**BRIEF**
Can you reproduce the Bouro Mpela profile below word for word, from start to finish?

- Birth name: Gecko Bouro Mpela
- Also known as: Bouro
- Born: 5 August 1975 (age 49) Kinshasa, Zaire
- Genres: Ndombolo
- Occupation(s): Composer singer performer dancer
- Years active: 1995–present

= Bouro Mpela =

Gecko Bouro Mpela, also known as Bouro Mpela (born 5 August 1975), is a soukous singer, dancer, and performer from the Democratic Republic of the Congo.
He was a member of the Quartier Latin International band, which was founded and led by Koffi Olomide.

==Background==
He was born to Jean Robert Yoka Mpela and Marie Bilepo. Bouro was overweight at birth, a problem that has persisted in later life. He was born to a musical family with grandparents, parents and siblings either with careers in the industry or talented and with a passion for the trade. He attended local schools and graduated with a university degree.

**DATA SUPPLIED**
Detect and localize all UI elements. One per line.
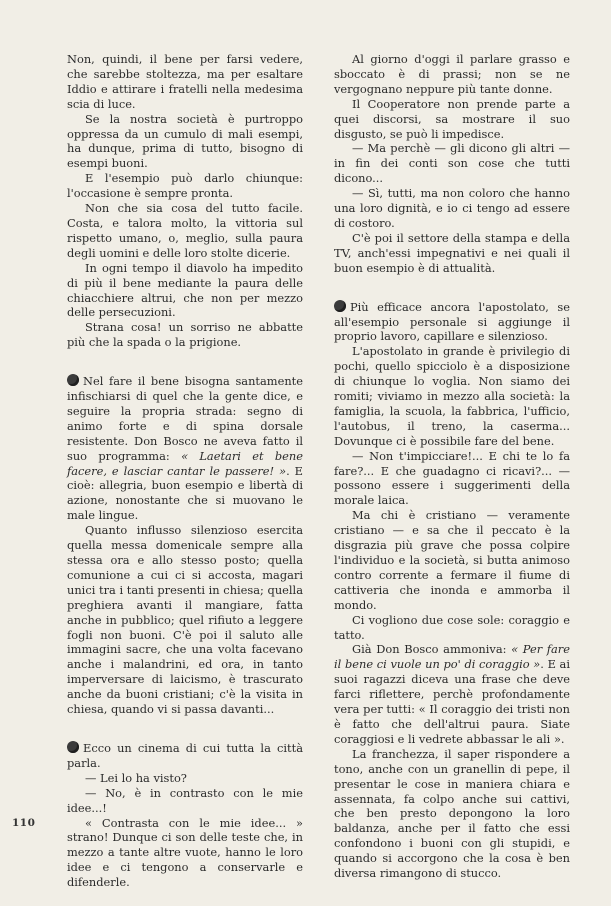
section-bullet-icon [334, 300, 346, 312]
section-lead [67, 741, 303, 771]
section-bullet-icon [67, 374, 79, 386]
dialogue-line: — Non t'impicciare!... E chi te lo fa fare?... E che guadagno ci ricavi?... — possono essere i suggerimenti della morale laica. [334, 448, 570, 508]
dialogue-line: — Ma perchè — gli dicono gli altri — in fin dei conti son cose che tutti dicono... [334, 141, 570, 186]
section-bullet-icon [67, 741, 79, 753]
paragraph: Quanto influsso silenzioso esercita quella messa domenicale sempre alla stessa ora e allo stesso posto; quella comunione a cui ci si accosta, magari unici tra i tanti presenti in chiesa; quella preghiera avanti il mangiare, fatta anche in pubblico; quel rifiuto a leggere fogli non buoni. C'è poi il saluto alle immagini sacre, che una volta facevano anche i malandrini, ed ora, in tanto imperversare di laicismo, è trascurato anche da buoni cristiani; c'è la visita in chiesa, quando vi si passa davanti... [67, 523, 303, 717]
paragraph: La franchezza, il saper rispondere a tono, anche con un granellin di pepe, il presentar le cose in maniera chiara e assennata, fa colpo anche sui cattivi, che ben presto depongono la loro baldanza, anche per il fatto che essi confondono i buoni con gli stupidi, e quando si accorgono che la cosa è ben diversa rimangono di stucco. [334, 746, 570, 881]
paragraph: Non, quindi, il bene per farsi vedere, che sarebbe stoltezza, ma per esaltare Iddio e attirare i fratelli nella medesima scia di luce. [67, 52, 303, 111]
paragraph: Strana cosa! un sorriso ne abbatte più che la spada o la prigione. [67, 320, 303, 350]
paragraph: Ma chi è cristiano — veramente cristiano — e sa che il peccato è la disgrazia più grave che possa colpire l'individuo e la società, si butta animoso contro corrente a fermare il fiume di cattiveria che inonda e ammorba il mondo. [334, 508, 570, 612]
paragraph: Al giorno d'oggi il parlare grasso e sboccato è di prassi; non se ne vergognano neppure più tante donne. [334, 52, 570, 96]
section-lead [334, 300, 570, 345]
motto-quote: « Per fare il bene ci vuole un po' di coraggio » [334, 642, 570, 672]
dialogue-line: — No, è in contrasto con le mie idee...! [67, 785, 303, 815]
paragraph: In ogni tempo il diavolo ha impedito di più il bene mediante la paura delle chiacchiere altrui, che non per mezzo delle persecuzioni. [67, 260, 303, 320]
paragraph: L'apostolato in grande è privilegio di pochi, quello spicciolo è a disposizione di chiunque lo voglia. Non siamo dei romiti; viviamo in mezzo alla società: la famiglia, la scuola, la fabbrica, l'ufficio, l'autobus, il treno, la caserma... Dovunque ci è possibile fare del bene. [334, 344, 570, 448]
section-apostolato [334, 300, 570, 881]
left-column [67, 52, 303, 890]
right-column [334, 52, 570, 881]
text-run: . E ai suoi ragazzi diceva una frase che deve farci riflettere, perchè profondamente vera per tutti: « Il coraggio dei tristi non è fatto che dell'altrui paura. Siate coraggiosi e li vedrete abbassar le ali ». [334, 657, 570, 746]
paragraph [334, 642, 570, 746]
lead-text: Nel fare il bene bisogna santamente infischiarsi di quel che la gente dice, e seguire la propria strada: segno di animo forte e di spina dorsale resistente. Don Bosco ne aveva fatto il suo programma: [67, 374, 303, 463]
lead-text: Più efficace ancora l'apostolato, se all'esempio personale si aggiunge il proprio lavoro, capillare e silenzioso. [334, 299, 570, 344]
section-lead [67, 374, 303, 523]
paragraph: Ci vogliono due cose sole: coraggio e tatto. [334, 612, 570, 642]
paragraph: E l'esempio può darlo chiunque: l'occasione è sempre pronta. [67, 171, 303, 201]
section-cinema [67, 741, 303, 890]
lead-text-after: . E cioè: allegria, buon esempio e libertà di azione, nonostante che si muovano le male lingue. [67, 463, 303, 523]
motto-quote: « Laetari et bene facere, e lasciar cantar le passere! » [67, 448, 304, 478]
section-fare-il-bene [67, 374, 303, 717]
dialogue-line: — Lei lo ha visto? [85, 770, 187, 785]
paragraph: Il Cooperatore non prende parte a quei discorsi, sa mostrare il suo disgusto, se può li impedisce. [334, 96, 570, 141]
dialogue-line: — Sì, tutti, ma non coloro che hanno una loro dignità, e io ci tengo ad essere di costoro. [334, 186, 570, 230]
paragraph: Se la nostra società è purtroppo oppressa da un cumulo di mali esempi, ha dunque, prima di tutto, bisogno di esempi buoni. [67, 111, 303, 171]
page-number: 110 [12, 817, 36, 829]
paragraph: C'è poi il settore della stampa e della TV, anch'essi impegnativi e nei quali il buon esempio è di attualità. [334, 230, 570, 275]
lead-text: Ecco un cinema di cui tutta la città parla. [67, 740, 303, 770]
paragraph: « Contrasta con le mie idee... » strano! Dunque ci son delle teste che, in mezzo a tante altre vuote, hanno le loro idee e ci tengono a conservarle e difenderle. [67, 815, 303, 890]
text-run: Già Don Bosco ammoniva: [352, 642, 512, 657]
paragraph: Non che sia cosa del tutto facile. Costa, e talora molto, la vittoria sul rispetto umano, o, meglio, sulla paura degli uomini e delle loro stolte dicerie. [67, 201, 303, 260]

**OUTPUT OF THE EXERCISE**
- Birth name: Gecko Bouro Mpela
- Also known as: Bouro
- Born: 5 August 1975 (age 49) Kinshasa, Zaire
- Genres: Ndombolo
- Occupation(s): Composer singer performer dancer
- Years active: 1995–present

= Bouro Mpela =

Gecko Bouro Mpela, also known as Bouro Mpela (born 5 August 1975), is a soukous singer, dancer, and performer from the Democratic Republic of the Congo.
He was a member of the Quartier Latin International band, which was founded and led by Koffi Olomide.

==Background==
He was born to Jean Robert Yoka Mpela and Marie Bilepo. Bouro was overweight at birth, a problem that has persisted in later life. He was born to a musical family with grandparents, parents and siblings either with careers in the industry or talented and with a passion for the trade. He attended local schools and graduated with a university degree.